* **Goal**: Find the word "Productiva" in the material below and gather every line that contains it.

* **Records supplied**:
════════

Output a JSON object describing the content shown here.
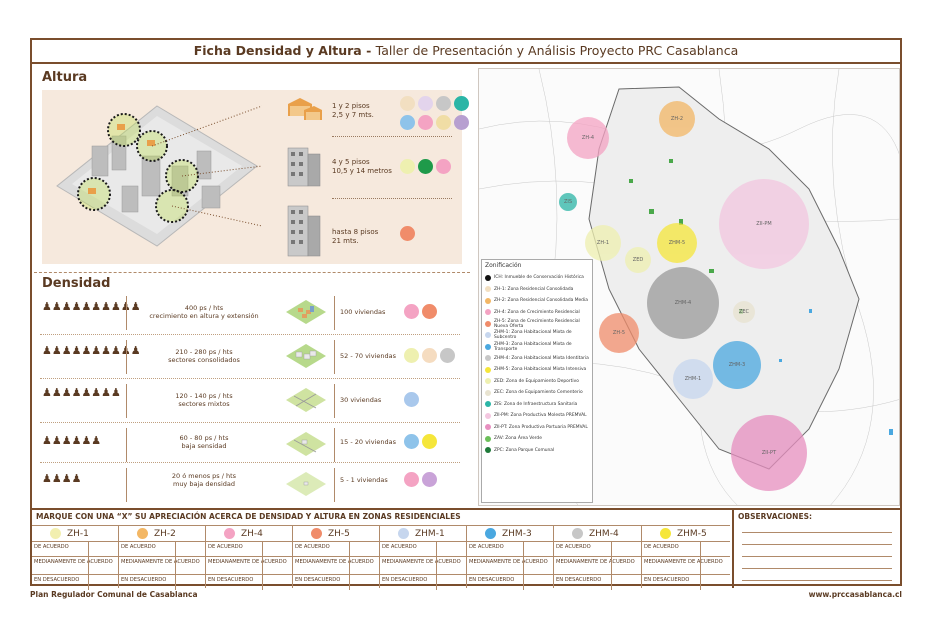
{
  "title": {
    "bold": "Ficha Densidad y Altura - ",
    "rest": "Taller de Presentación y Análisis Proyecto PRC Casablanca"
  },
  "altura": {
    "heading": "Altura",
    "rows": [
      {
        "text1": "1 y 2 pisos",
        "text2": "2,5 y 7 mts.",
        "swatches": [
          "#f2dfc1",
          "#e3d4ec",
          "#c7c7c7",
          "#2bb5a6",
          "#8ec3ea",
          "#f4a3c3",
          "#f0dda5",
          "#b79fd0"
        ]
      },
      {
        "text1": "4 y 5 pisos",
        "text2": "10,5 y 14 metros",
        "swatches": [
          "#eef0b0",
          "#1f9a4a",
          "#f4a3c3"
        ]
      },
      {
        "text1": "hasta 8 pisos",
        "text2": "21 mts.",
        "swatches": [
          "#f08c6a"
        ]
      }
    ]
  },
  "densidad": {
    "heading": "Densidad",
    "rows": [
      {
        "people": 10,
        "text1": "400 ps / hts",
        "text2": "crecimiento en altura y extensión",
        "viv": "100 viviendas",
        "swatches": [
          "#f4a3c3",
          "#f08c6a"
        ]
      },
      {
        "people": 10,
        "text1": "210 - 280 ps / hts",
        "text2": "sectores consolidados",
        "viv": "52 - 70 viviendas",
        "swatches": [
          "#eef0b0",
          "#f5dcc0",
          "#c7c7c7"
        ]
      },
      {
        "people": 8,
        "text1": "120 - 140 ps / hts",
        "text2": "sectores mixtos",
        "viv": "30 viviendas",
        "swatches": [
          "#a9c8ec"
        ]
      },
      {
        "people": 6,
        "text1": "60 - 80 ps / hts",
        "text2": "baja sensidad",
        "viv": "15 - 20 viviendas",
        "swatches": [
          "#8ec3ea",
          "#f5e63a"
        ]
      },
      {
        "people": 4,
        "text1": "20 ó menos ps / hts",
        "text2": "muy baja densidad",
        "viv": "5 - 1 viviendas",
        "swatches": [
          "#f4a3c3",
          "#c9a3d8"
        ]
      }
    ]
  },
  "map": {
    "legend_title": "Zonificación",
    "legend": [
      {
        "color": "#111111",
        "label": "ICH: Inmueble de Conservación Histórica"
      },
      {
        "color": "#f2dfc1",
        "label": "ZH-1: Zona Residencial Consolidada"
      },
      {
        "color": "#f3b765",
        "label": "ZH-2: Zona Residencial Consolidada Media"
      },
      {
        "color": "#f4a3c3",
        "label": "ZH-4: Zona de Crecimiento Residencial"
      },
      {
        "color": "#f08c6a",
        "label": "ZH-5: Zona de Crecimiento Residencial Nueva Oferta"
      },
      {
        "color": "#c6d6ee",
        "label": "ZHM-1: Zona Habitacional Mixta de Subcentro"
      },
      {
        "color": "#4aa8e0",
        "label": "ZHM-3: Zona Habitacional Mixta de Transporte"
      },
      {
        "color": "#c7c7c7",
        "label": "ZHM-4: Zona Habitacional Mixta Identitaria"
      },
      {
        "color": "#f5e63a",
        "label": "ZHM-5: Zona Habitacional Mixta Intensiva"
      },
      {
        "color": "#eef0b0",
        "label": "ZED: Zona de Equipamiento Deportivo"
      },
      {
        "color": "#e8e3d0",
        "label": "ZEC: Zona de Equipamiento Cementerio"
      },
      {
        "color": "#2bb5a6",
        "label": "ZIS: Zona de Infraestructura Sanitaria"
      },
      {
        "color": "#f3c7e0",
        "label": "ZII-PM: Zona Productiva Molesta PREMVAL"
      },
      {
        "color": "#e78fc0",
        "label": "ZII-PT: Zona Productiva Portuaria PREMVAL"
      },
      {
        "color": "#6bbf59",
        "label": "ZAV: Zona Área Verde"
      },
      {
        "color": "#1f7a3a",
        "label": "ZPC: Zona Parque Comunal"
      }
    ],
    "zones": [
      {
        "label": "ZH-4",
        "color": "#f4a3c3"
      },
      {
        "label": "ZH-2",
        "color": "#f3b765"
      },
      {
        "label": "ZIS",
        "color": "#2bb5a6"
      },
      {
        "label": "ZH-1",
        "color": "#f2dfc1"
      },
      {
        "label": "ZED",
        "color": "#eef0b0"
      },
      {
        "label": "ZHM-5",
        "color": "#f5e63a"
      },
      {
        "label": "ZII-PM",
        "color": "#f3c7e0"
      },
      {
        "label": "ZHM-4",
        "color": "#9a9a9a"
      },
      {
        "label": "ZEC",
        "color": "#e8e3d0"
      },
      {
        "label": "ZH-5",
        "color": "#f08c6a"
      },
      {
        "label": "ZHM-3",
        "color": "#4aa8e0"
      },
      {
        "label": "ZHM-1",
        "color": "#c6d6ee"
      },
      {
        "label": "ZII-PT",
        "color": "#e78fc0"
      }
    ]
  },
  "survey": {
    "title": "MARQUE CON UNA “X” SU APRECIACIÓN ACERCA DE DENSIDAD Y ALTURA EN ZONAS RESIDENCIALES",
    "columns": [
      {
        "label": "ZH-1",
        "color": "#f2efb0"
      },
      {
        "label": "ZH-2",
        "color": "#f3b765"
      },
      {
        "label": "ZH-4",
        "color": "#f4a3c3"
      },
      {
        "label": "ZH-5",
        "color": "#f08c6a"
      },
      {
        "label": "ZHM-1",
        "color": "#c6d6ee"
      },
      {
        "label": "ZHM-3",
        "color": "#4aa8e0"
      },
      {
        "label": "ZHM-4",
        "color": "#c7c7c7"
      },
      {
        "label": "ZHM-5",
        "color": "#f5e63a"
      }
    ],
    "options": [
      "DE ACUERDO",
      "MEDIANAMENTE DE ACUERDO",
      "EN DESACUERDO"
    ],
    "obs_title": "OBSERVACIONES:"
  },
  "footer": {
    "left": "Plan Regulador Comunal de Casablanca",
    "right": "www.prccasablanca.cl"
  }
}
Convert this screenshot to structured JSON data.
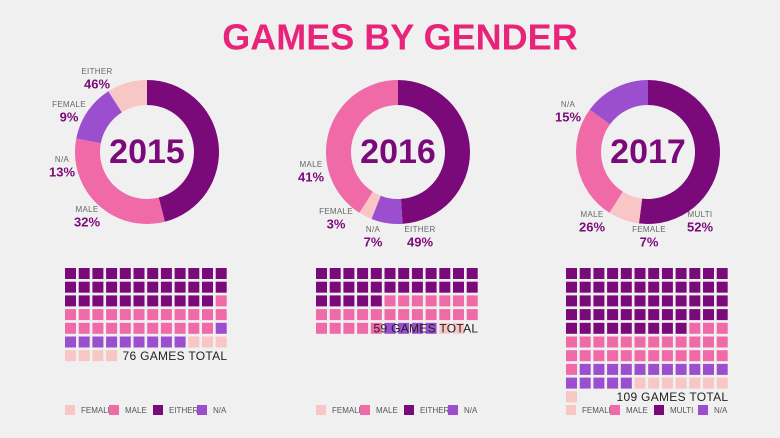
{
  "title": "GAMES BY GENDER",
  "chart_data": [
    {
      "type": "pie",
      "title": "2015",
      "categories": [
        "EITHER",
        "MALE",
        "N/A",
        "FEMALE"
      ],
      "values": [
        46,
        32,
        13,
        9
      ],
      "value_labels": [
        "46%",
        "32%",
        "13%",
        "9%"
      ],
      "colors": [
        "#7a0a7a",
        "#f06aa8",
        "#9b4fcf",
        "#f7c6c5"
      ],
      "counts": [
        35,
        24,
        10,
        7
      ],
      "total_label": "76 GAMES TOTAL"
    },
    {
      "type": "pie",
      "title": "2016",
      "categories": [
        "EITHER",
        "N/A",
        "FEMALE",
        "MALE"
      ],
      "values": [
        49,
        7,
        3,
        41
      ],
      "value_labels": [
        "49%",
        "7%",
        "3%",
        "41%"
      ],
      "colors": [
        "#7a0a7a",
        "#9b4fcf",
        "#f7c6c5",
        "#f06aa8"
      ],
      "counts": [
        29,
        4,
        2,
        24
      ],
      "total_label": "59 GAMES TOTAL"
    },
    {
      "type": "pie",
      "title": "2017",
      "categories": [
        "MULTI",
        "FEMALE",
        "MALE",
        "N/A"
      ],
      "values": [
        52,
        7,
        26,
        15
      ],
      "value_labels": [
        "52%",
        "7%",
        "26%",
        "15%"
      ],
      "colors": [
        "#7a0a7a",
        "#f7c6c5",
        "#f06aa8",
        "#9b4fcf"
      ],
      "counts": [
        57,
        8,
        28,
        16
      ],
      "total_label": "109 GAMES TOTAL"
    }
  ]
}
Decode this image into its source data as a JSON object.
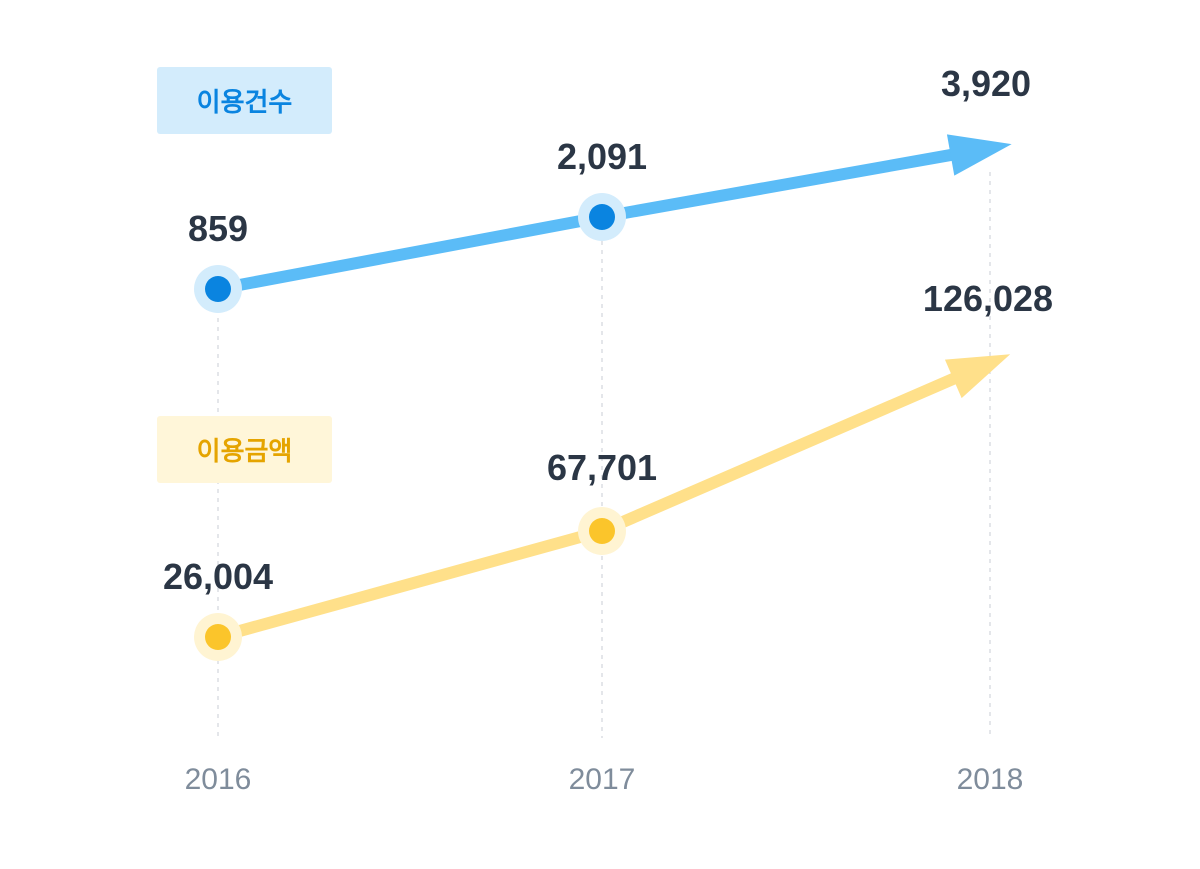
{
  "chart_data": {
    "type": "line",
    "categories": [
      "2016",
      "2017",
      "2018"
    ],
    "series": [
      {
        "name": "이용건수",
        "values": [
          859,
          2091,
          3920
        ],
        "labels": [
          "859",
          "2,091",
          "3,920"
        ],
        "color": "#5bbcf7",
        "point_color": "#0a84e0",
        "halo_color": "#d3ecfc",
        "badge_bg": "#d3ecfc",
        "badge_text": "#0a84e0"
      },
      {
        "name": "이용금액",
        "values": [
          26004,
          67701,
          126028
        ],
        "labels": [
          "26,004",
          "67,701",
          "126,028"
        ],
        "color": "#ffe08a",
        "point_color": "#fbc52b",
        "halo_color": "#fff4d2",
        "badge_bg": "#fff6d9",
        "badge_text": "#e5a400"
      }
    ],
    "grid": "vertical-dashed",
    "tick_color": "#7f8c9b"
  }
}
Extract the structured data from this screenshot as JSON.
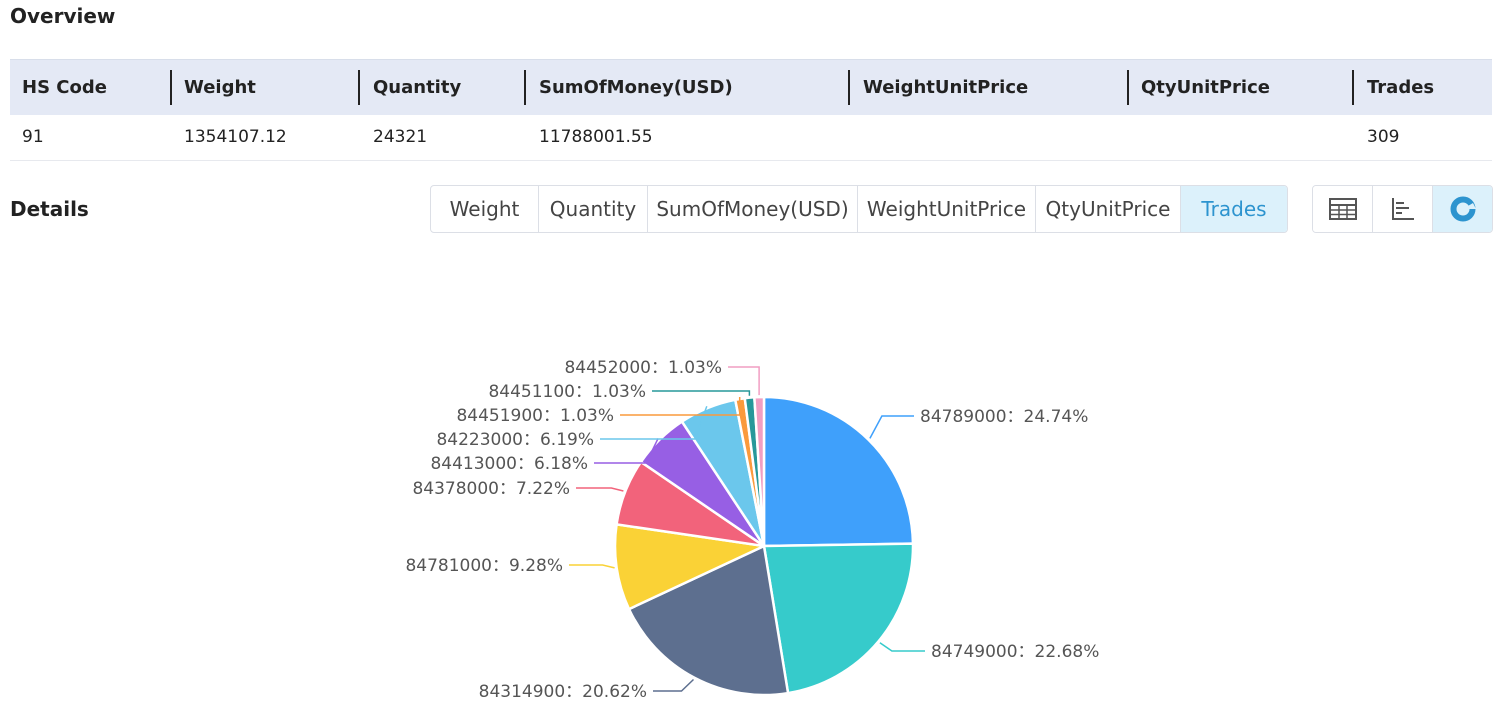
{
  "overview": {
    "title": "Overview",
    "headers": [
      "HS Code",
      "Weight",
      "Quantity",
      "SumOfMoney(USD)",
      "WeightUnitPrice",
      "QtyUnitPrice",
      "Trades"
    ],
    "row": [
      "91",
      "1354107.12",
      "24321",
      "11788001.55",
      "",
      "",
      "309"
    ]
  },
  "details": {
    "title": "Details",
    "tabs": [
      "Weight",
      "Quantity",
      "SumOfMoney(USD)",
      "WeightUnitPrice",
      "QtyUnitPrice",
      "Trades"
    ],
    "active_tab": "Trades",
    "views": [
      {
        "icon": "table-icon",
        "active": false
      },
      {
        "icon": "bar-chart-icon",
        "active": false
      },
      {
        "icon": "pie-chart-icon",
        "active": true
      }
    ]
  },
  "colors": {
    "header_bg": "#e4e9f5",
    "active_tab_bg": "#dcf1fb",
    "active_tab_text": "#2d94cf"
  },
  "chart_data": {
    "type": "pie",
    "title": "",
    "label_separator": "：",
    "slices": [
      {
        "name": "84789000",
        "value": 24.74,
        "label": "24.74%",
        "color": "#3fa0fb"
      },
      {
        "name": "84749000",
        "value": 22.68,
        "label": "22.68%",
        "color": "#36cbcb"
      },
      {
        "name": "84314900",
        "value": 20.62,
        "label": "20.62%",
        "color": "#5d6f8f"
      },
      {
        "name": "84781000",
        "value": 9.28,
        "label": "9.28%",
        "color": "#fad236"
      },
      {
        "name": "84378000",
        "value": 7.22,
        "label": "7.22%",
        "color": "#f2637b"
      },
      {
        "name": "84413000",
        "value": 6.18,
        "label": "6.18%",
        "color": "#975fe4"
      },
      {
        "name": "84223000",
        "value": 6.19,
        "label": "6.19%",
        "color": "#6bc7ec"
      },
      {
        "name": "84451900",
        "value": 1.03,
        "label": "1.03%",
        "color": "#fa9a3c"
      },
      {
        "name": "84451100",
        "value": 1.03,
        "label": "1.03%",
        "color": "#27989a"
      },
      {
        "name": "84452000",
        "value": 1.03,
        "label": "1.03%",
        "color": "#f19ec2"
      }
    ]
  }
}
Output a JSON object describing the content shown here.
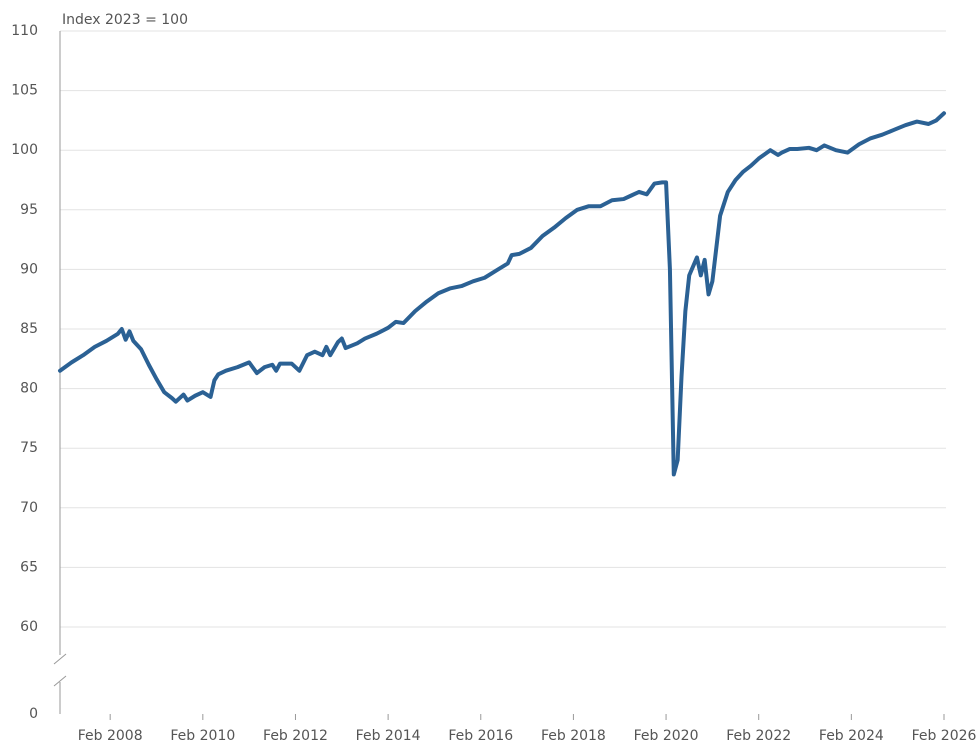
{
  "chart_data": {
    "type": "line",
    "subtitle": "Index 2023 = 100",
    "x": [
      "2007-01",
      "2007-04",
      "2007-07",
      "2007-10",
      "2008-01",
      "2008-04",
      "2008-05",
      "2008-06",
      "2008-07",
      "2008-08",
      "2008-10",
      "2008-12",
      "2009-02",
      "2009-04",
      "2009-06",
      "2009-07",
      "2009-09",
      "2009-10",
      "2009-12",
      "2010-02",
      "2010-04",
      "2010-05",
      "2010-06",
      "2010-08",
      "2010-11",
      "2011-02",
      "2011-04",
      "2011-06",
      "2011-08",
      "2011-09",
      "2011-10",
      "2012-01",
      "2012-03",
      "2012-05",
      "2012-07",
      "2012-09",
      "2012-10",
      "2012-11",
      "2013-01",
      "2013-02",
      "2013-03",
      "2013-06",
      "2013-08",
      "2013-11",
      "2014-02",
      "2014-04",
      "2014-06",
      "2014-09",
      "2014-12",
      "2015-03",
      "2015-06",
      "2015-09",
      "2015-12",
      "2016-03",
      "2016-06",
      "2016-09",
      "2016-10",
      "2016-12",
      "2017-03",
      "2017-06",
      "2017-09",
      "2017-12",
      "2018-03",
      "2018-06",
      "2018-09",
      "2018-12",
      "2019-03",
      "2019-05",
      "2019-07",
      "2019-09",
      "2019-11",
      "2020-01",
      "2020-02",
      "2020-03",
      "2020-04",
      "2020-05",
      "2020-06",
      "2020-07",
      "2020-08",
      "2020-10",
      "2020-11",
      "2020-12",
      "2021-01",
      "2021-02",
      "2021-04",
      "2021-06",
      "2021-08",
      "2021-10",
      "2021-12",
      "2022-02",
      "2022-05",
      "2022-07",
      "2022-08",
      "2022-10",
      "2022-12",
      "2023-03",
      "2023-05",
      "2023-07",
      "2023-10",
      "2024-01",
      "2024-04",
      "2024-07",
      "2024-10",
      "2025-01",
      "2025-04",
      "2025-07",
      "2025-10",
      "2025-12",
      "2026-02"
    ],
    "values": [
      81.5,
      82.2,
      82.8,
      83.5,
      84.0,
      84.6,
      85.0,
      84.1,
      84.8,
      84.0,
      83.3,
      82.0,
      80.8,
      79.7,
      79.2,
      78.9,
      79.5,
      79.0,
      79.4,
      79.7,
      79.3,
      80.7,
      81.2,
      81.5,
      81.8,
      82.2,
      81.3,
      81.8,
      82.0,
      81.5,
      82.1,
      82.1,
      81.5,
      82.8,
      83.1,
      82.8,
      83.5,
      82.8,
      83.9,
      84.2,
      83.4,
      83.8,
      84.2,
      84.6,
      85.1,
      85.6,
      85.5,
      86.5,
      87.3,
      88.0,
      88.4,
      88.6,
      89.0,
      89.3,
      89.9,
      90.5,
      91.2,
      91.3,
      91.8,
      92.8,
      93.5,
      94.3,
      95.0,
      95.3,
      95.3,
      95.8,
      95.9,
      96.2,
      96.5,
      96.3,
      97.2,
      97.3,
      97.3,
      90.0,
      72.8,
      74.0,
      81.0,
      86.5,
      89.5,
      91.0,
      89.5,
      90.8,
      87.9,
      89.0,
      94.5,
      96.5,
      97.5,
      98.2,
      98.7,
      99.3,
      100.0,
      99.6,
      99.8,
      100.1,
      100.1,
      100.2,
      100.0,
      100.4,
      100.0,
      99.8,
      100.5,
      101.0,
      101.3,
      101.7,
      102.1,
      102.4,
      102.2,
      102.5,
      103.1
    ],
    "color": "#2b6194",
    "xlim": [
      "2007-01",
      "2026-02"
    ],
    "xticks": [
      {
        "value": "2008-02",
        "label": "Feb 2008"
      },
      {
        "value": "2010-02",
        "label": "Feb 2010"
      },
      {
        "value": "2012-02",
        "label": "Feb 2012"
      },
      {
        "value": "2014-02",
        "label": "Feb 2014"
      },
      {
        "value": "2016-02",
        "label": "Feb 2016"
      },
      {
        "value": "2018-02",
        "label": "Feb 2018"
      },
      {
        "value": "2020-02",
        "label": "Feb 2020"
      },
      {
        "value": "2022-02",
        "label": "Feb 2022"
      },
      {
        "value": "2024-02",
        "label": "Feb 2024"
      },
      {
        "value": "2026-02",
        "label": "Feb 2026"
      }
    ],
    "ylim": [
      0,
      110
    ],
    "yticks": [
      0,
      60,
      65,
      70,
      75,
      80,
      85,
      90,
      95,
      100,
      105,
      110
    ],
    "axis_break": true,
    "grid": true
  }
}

════════

* **Response**:
        "label": "ZII-PM: Zona Productiva Molesta PREMVAL"
        "label": "ZII-PT: Zona Productiva Portuaria PREMVAL"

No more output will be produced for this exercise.